***** Dataset extract
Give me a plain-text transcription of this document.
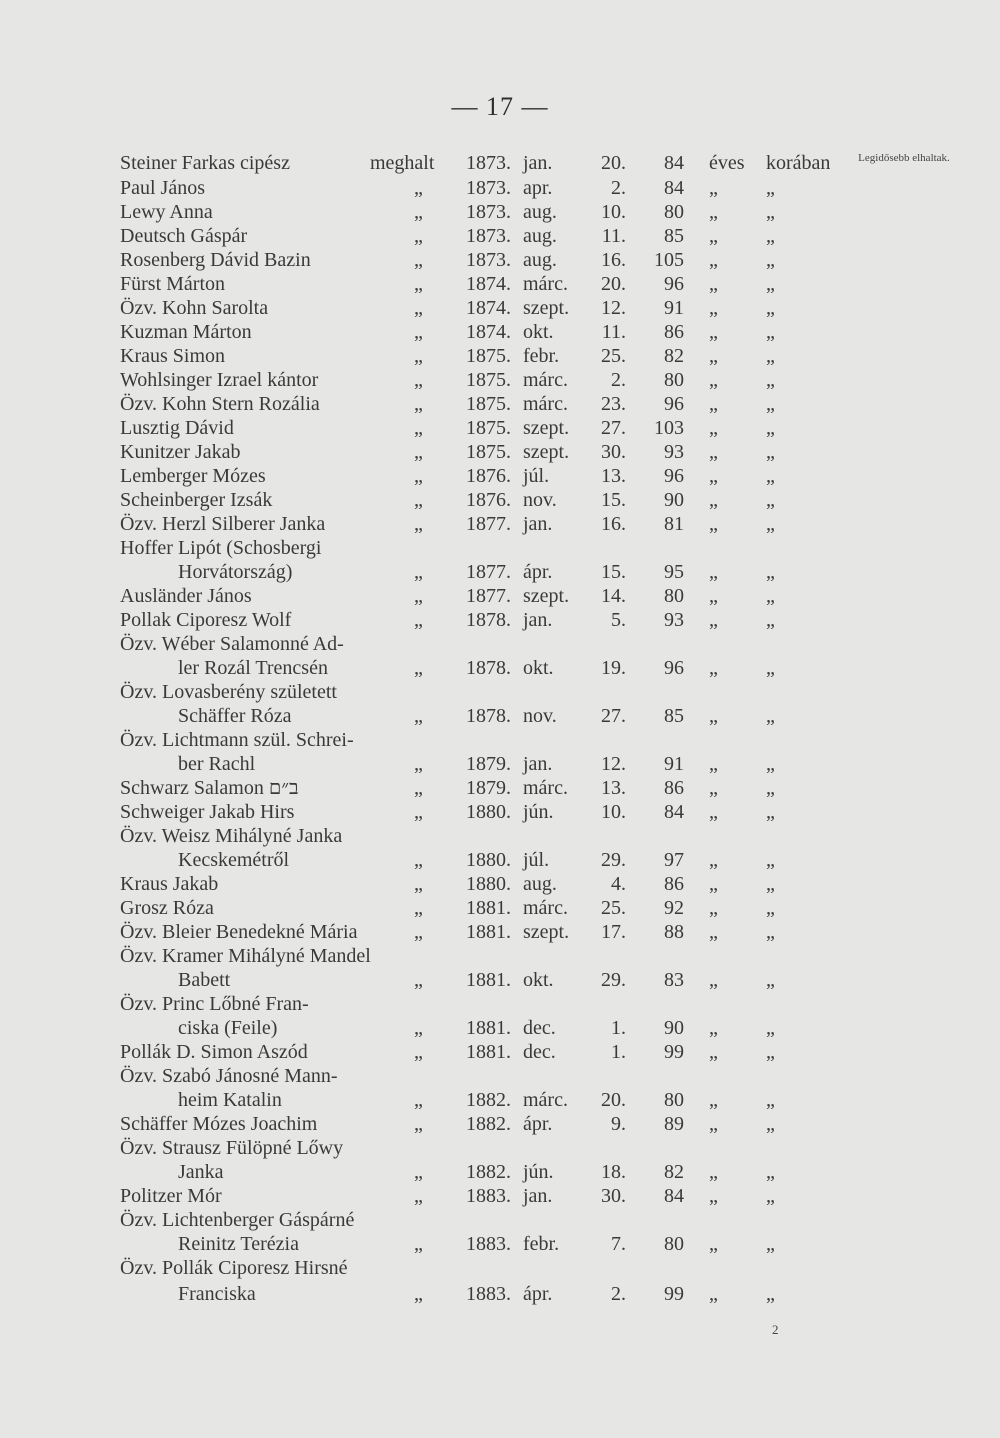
— 17 —
Legidősebb elhaltak.
Steiner Farkas cipész	meghalt 1873. jan. 20. 84 éves korában
Paul János	„ 1873. apr.	2. 84 „ „
Lewy Anna	„ 1873. aug. 10. 80 „ „
Deutsch Gáspár	„ 1873. aug. 11. 85 „ „
Rosenberg Dávid Bazin	„ 1873. aug. 16. 105 „ „
Fürst Márton	„ 1874. márc. 20. 96 „ „
Özv. Kohn Sarolta	„ 1874. szept. 12. 91 „ „
Kuzman Márton	„ 1874. okt. 11. 86 „ „
Kraus Simon	„ 1875. febr. 25. 82 „ „
Wohlsinger Izrael kántor	„ 1875. márc. 2. 80 „ „
Özv. Kohn Stern Rozália	„ 1875. márc. 23. 96 „ „
Lusztig Dávid	„ 1875. szept. 27. 103 „ „
Kunitzer Jakab	„ 1875. szept. 30. 93 „ „
Lemberger Mózes	„ 1876. júl.	13. 96 „ „
Scheinberger Izsák	„ 1876. nov. 15. 90 „ „
Özv. Herzl Silberer Janka	„ 1877. jan. 16. 81 „ „
Hoffer Lipót (Schosbergi
Horvátország)	„ 1877. ápr. 15. 95 „ „
Ausländer János	„ 1877. szept. 14. 80 „ „
Pollak Ciporesz Wolf	„ 1878. jan.	5. 93 „ „
Özv. Wéber Salamonné Ad-
ler Rozál Trencsén	„ 1878. okt. 19. 96 „ „
Özv. Lovasberény született
Schäffer Róza	„ 1878. nov. 27. 85 „ „
Özv. Lichtmann szül. Schrei-
ber Rachl	„ 1879. jan. 12. 91 „ „
Schwarz Salamon ב״ם	„ 1879. márc. 13. 86 „ „
Schweiger Jakab Hirs	„ 1880. jún. 10. 84 „ „
Özv. Weisz Mihályné Janka
Kecskemétről	„ 1880. júl.	29. 97 „ „
Kraus Jakab	„ 1880. aug.	4. 86 „ „
Grosz Róza	„ 1881. márc. 25. 92 „ „
Özv. Bleier Benedekné Mária	„ 1881. szept. 17. 88 „ „
Özv. Kramer Mihályné Mandel
Babett	„ 1881. okt. 29. 83 „ „
Özv. Princ Lőbné Fran-
ciska (Feile)	„ 1881. dec.	1. 90 „ „
Pollák D. Simon Aszód	„ 1881. dec.	1. 99 „ „
Özv. Szabó Jánosné Mann-
heim Katalin	„ 1882. márc. 20. 80 „ „
Schäffer Mózes Joachim	„ 1882. ápr.	9. 89 „ „
Özv. Strausz Fülöpné Lőwy
Janka	„ 1882. jún. 18. 82 „ „
Politzer Mór	„ 1883. jan. 30. 84 „ „
Özv. Lichtenberger Gáspárné
Reinitz Terézia	„ 1883. febr.	7. 80 „ „
Özv. Pollák Ciporesz Hirsné
Franciska	„ 1883. ápr.	2. 99 „ „
2
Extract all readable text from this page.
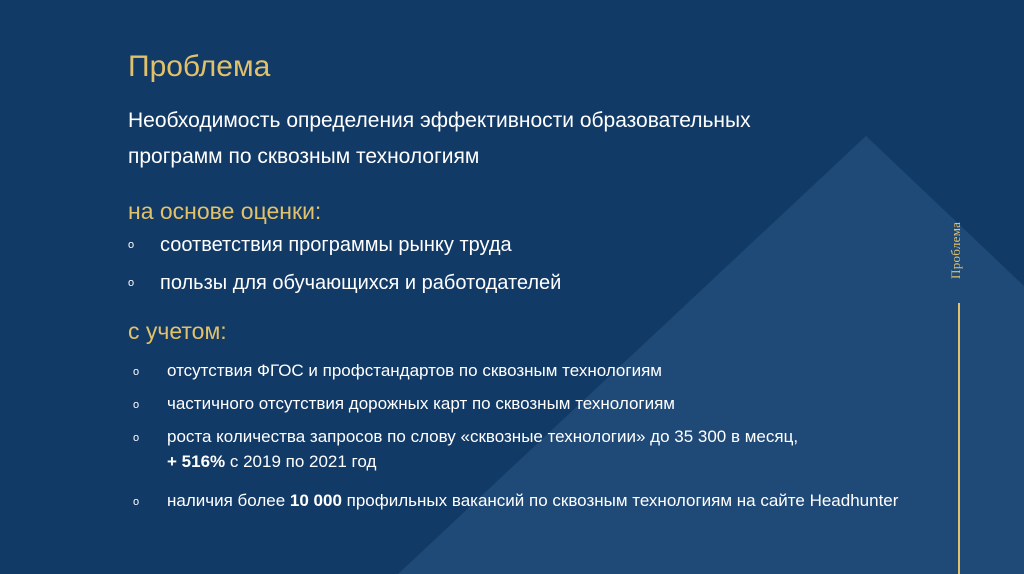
Проблема
Необходимость определения эффективности образовательных программ по сквозным технологиям
на основе оценки:
o соответствия программы рынку труда
o пользы для обучающихся и работодателей
с учетом:
o отсутствия ФГОС и профстандартов по сквозным технологиям
o частичного отсутствия дорожных карт по сквозным технологиям
o роста количества запросов по слову «сквозные технологии» до 35 300 в месяц,
+ 516% с 2019 по 2021 год
o наличия более 10 000 профильных вакансий по сквозным технологиям на сайте Headhunter
Проблема
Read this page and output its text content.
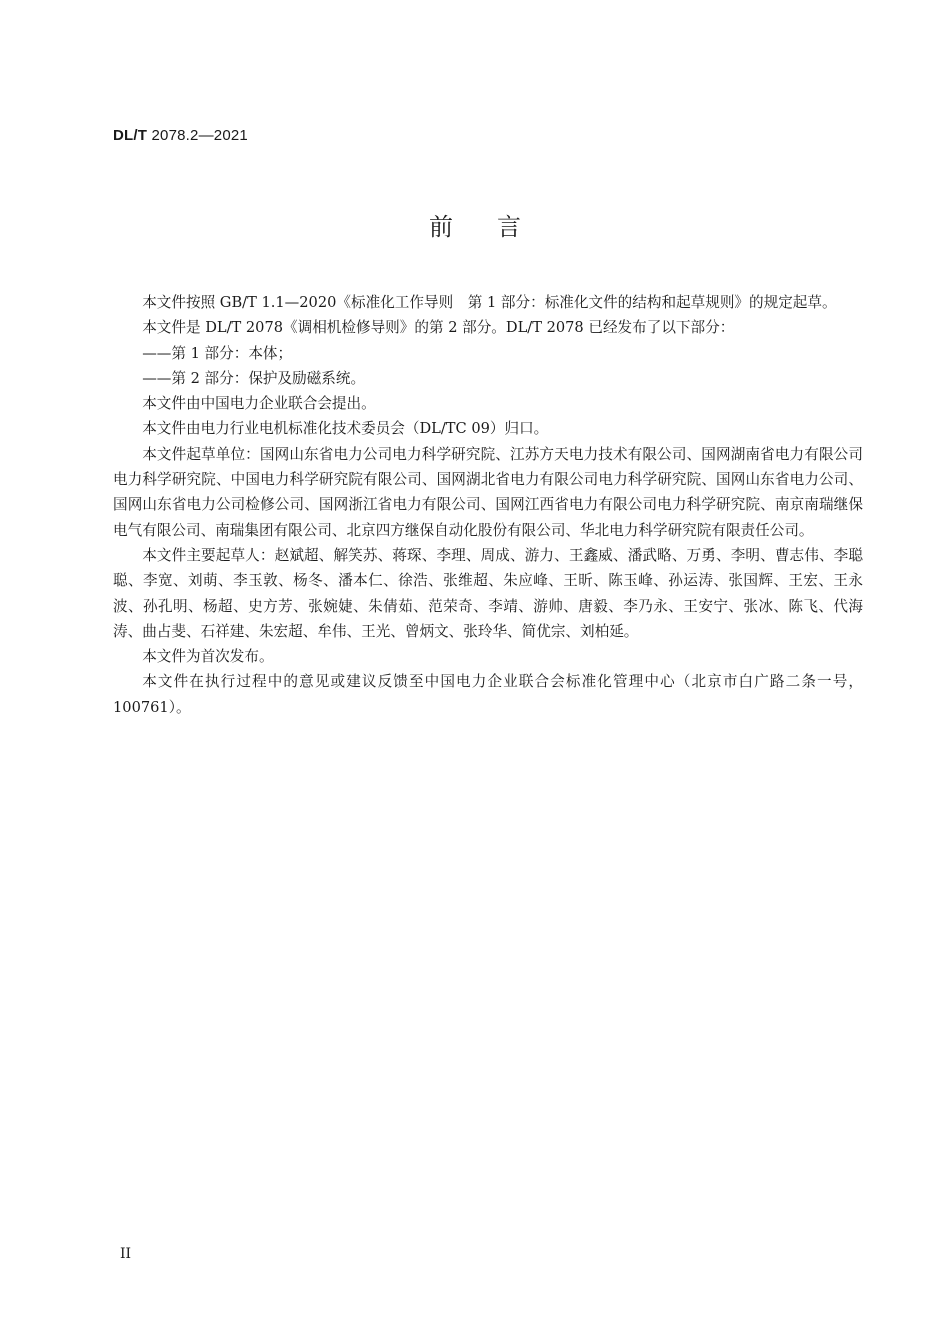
DL/T 2078.2—2021
前言

本文件按照 GB/T 1.1—2020《标准化工作导则　第 1 部分：标准化文件的结构和起草规则》的规定起草。

本文件是 DL/T 2078《调相机检修导则》的第 2 部分。DL/T 2078 已经发布了以下部分：

——第 1 部分：本体；

——第 2 部分：保护及励磁系统。

本文件由中国电力企业联合会提出。

本文件由电力行业电机标准化技术委员会（DL/TC 09）归口。

本文件起草单位：国网山东省电力公司电力科学研究院、江苏方天电力技术有限公司、国网湖南省电力有限公司电力科学研究院、中国电力科学研究院有限公司、国网湖北省电力有限公司电力科学研究院、国网山东省电力公司、国网山东省电力公司检修公司、国网浙江省电力有限公司、国网江西省电力有限公司电力科学研究院、南京南瑞继保电气有限公司、南瑞集团有限公司、北京四方继保自动化股份有限公司、华北电力科学研究院有限责任公司。

本文件主要起草人：赵斌超、解笑苏、蒋琛、李理、周成、游力、王鑫威、潘武略、万勇、李明、曹志伟、李聪聪、李宽、刘萌、李玉敦、杨冬、潘本仁、徐浩、张维超、朱应峰、王昕、陈玉峰、孙运涛、张国辉、王宏、王永波、孙孔明、杨超、史方芳、张婉婕、朱倩茹、范荣奇、李靖、游帅、唐毅、李乃永、王安宁、张冰、陈飞、代海涛、曲占斐、石祥建、朱宏超、牟伟、王光、曾炳文、张玲华、简优宗、刘柏延。

本文件为首次发布。

本文件在执行过程中的意见或建议反馈至中国电力企业联合会标准化管理中心（北京市白广路二条一号，100761）。

II
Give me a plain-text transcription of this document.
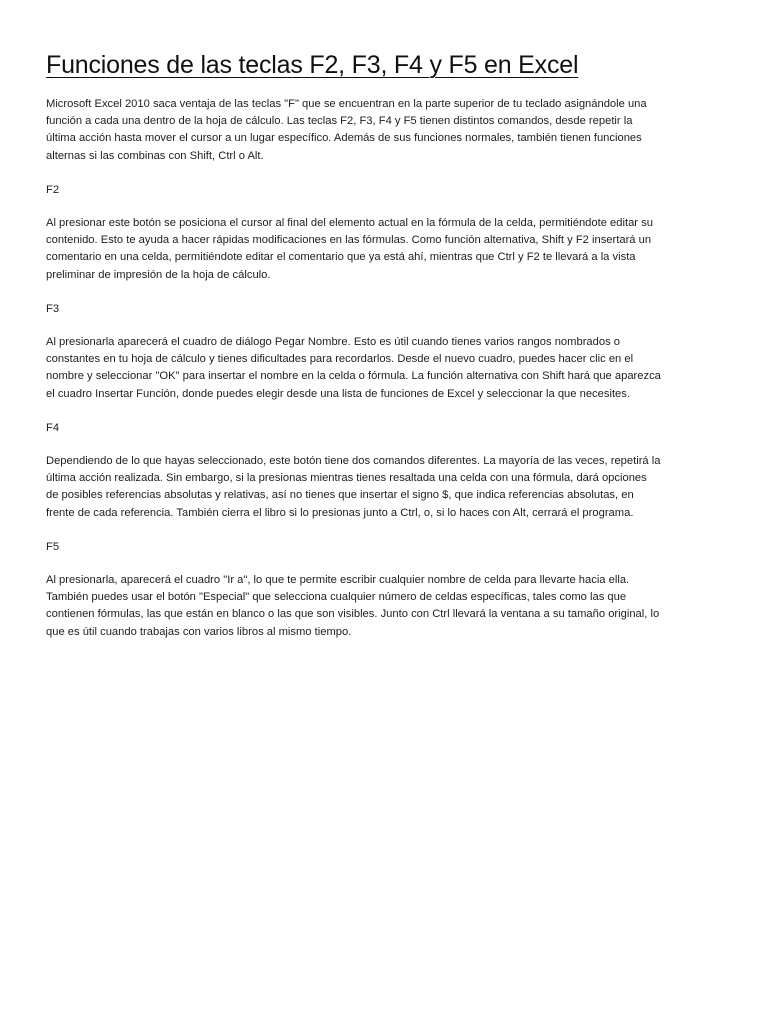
Funciones de las teclas F2, F3, F4 y F5 en Excel

Microsoft Excel 2010 saca ventaja de las teclas "F" que se encuentran en la parte superior de tu teclado asignándole una función a cada una dentro de la hoja de cálculo. Las teclas F2, F3, F4 y F5 tienen distintos comandos, desde repetir la última acción hasta mover el cursor a un lugar específico. Además de sus funciones normales, también tienen funciones alternas si las combinas con Shift, Ctrl o Alt.

F2

Al presionar este botón se posiciona el cursor al final del elemento actual en la fórmula de la celda, permitiéndote editar su contenido. Esto te ayuda a hacer rápidas modificaciones en las fórmulas. Como función alternativa, Shift y F2 insertará un comentario en una celda, permitiéndote editar el comentario que ya está ahí, mientras que Ctrl y F2 te llevará a la vista preliminar de impresión de la hoja de cálculo.

F3

Al presionarla aparecerá el cuadro de diálogo Pegar Nombre. Esto es útil cuando tienes varios rangos nombrados o constantes en tu hoja de cálculo y tienes dificultades para recordarlos. Desde el nuevo cuadro, puedes hacer clic en el nombre y seleccionar "OK" para insertar el nombre en la celda o fórmula. La función alternativa con Shift hará que aparezca el cuadro Insertar Función, donde puedes elegir desde una lista de funciones de Excel y seleccionar la que necesites.

F4

Dependiendo de lo que hayas seleccionado, este botón tiene dos comandos diferentes. La mayoría de las veces, repetirá la última acción realizada. Sin embargo, si la presionas mientras tienes resaltada una celda con una fórmula, dará opciones de posibles referencias absolutas y relativas, así no tienes que insertar el signo $, que indica referencias absolutas, en frente de cada referencia. También cierra el libro si lo presionas junto a Ctrl, o, si lo haces con Alt, cerrará el programa.

F5

Al presionarla, aparecerá el cuadro "Ir a", lo que te permite escribir cualquier nombre de celda para llevarte hacia ella. También puedes usar el botón "Especial" que selecciona cualquier número de celdas específicas, tales como las que contienen fórmulas, las que están en blanco o las que son visibles. Junto con Ctrl llevará la ventana a su tamaño original, lo que es útil cuando trabajas con varios libros al mismo tiempo.
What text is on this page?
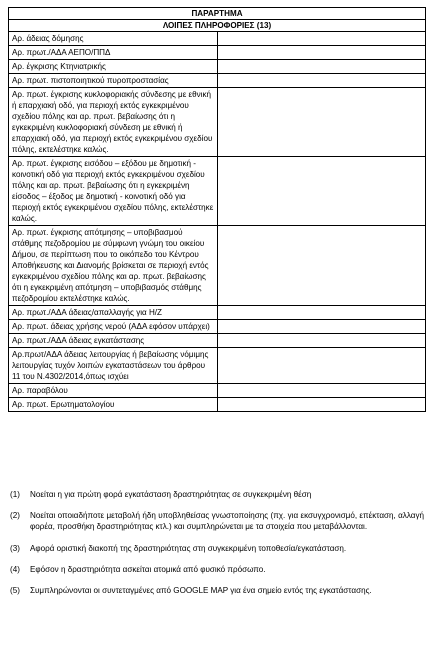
ΠΑΡΑΡΤΗΜΑ	
ΛΟΙΠΕΣ ΠΛΗΡΟΦΟΡΙΕΣ (13)	
Αρ. άδειας δόμησης	
Αρ. πρωτ./ΑΔΑ ΑΕΠΟ/ΠΠΔ	
Αρ. έγκρισης Κτηνιατρικής	
Αρ. πρωτ. πιστοποιητικού πυροπροστασίας	
Αρ. πρωτ. έγκρισης κυκλοφοριακής σύνδεσης με εθνική ή επαρχιακή οδό, για περιοχή εκτός εγκεκριμένου σχεδίου πόλης και αρ. πρωτ. βεβαίωσης ότι η εγκεκριμένη κυκλοφοριακή σύνδεση με εθνική ή επαρχιακή οδό, για περιοχή εκτός εγκεκριμένου σχεδίου πόλης, εκτελέστηκε καλώς.	
Αρ. πρωτ. έγκρισης εισόδου – εξόδου με δημοτική - κοινοτική οδό για περιοχή εκτός εγκεκριμένου σχεδίου πόλης και αρ. πρωτ. βεβαίωσης ότι η εγκεκριμένη είσοδος – έξοδος με δημοτική - κοινοτική οδό για περιοχή εκτός εγκεκριμένου σχεδίου πόλης, εκτελέστηκε καλώς.	
Αρ. πρωτ. έγκρισης απότμησης – υποβιβασμού στάθμης πεζοδρομίου με σύμφωνη γνώμη του οικείου Δήμου, σε περίπτωση που το οικόπεδο του Κέντρου Αποθήκευσης και Διανομής βρίσκεται σε περιοχή εντός εγκεκριμένου σχεδίου πόλης και αρ. πρωτ. βεβαίωσης ότι η εγκεκριμένη απότμηση – υποβιβασμός στάθμης πεζοδρομίου εκτελέστηκε καλώς.	
Αρ. πρωτ./ΑΔΑ άδειας/απαλλαγής για Η/Ζ	
Αρ. πρωτ. άδειας χρήσης νερού (ΑΔΑ εφόσον υπάρχει)	
Αρ. πρωτ./ΑΔΑ άδειας εγκατάστασης	
Αρ.πρωτ/ΑΔΑ άδειας λειτουργίας ή βεβαίωσης νόμιμης λειτουργίας τυχόν λοιπών εγκαταστάσεων του άρθρου 11 του Ν.4302/2014,όπως ισχύει	
Αρ. παραβόλου	
Αρ. πρωτ. Ερωτηματολογίου	
(1)	Νοείται η για πρώτη φορά εγκατάσταση δραστηριότητας σε συγκεκριμένη θέση
(2)	Νοείται οποιαδήποτε μεταβολή ήδη υποβληθείσας γνωστοποίησης (πχ. για εκσυγχρονισμό, επέκταση, αλλαγή φορέα, προσθήκη δραστηριότητας κτλ.) και συμπληρώνεται με τα στοιχεία που μεταβάλλονται.
(3)	Αφορά οριστική διακοπή της δραστηριότητας στη συγκεκριμένη τοποθεσία/εγκατάσταση.
(4)	Εφόσον η δραστηριότητα ασκείται ατομικά από φυσικό πρόσωπο.
(5)	Συμπληρώνονται οι συντεταγμένες από GOOGLE MAP για ένα σημείο εντός της εγκατάστασης.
**********
- **Written request**:
List the lines that contain the word "page".

- **Solution for this problem**:
Extract all readable text from this page.
Read this page and output its text content.
What text is on this page?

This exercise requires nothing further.